What is needed
Word for word, repeat the entries, minus the pictures.

Material shown
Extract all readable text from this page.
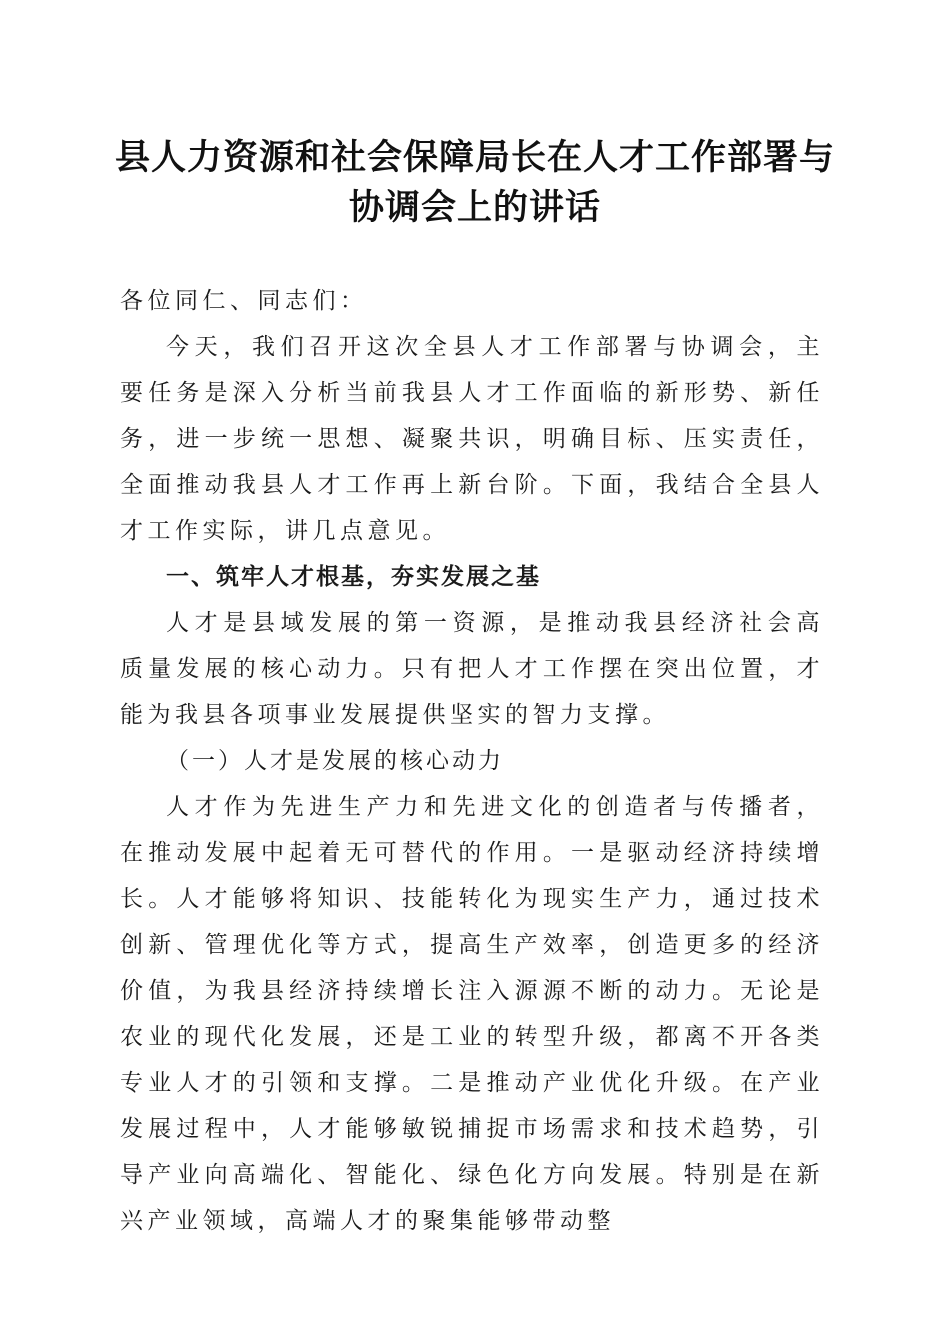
县人力资源和社会保障局长在人才工作部署与
协调会上的讲话

各位同仁、同志们：

今天，我们召开这次全县人才工作部署与协调会，主要任务是深入分析当前我县人才工作面临的新形势、新任务，进一步统一思想、凝聚共识，明确目标、压实责任，全面推动我县人才工作再上新台阶。下面，我结合全县人才工作实际，讲几点意见。

一、筑牢人才根基，夯实发展之基

人才是县域发展的第一资源，是推动我县经济社会高质量发展的核心动力。只有把人才工作摆在突出位置，才能为我县各项事业发展提供坚实的智力支撑。

（一）人才是发展的核心动力

人才作为先进生产力和先进文化的创造者与传播者，在推动发展中起着无可替代的作用。一是驱动经济持续增长。人才能够将知识、技能转化为现实生产力，通过技术创新、管理优化等方式，提高生产效率，创造更多的经济价值，为我县经济持续增长注入源源不断的动力。无论是农业的现代化发展，还是工业的转型升级，都离不开各类专业人才的引领和支撑。二是推动产业优化升级。在产业发展过程中，人才能够敏锐捕捉市场需求和技术趋势，引导产业向高端化、智能化、绿色化方向发展。特别是在新兴产业领域，高端人才的聚集能够带动整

Solution to this task
Extract all readable text from this page.
县人力资源和社会保障局长在人才工作部署与
协调会上的讲话

各位同仁、同志们：

今天，我们召开这次全县人才工作部署与协调会，主要任务是深入分析当前我县人才工作面临的新形势、新任务，进一步统一思想、凝聚共识，明确目标、压实责任，全面推动我县人才工作再上新台阶。下面，我结合全县人才工作实际，讲几点意见。

一、筑牢人才根基，夯实发展之基

人才是县域发展的第一资源，是推动我县经济社会高质量发展的核心动力。只有把人才工作摆在突出位置，才能为我县各项事业发展提供坚实的智力支撑。

（一）人才是发展的核心动力

人才作为先进生产力和先进文化的创造者与传播者，在推动发展中起着无可替代的作用。一是驱动经济持续增长。人才能够将知识、技能转化为现实生产力，通过技术创新、管理优化等方式，提高生产效率，创造更多的经济价值，为我县经济持续增长注入源源不断的动力。无论是农业的现代化发展，还是工业的转型升级，都离不开各类专业人才的引领和支撑。二是推动产业优化升级。在产业发展过程中，人才能够敏锐捕捉市场需求和技术趋势，引导产业向高端化、智能化、绿色化方向发展。特别是在新兴产业领域，高端人才的聚集能够带动整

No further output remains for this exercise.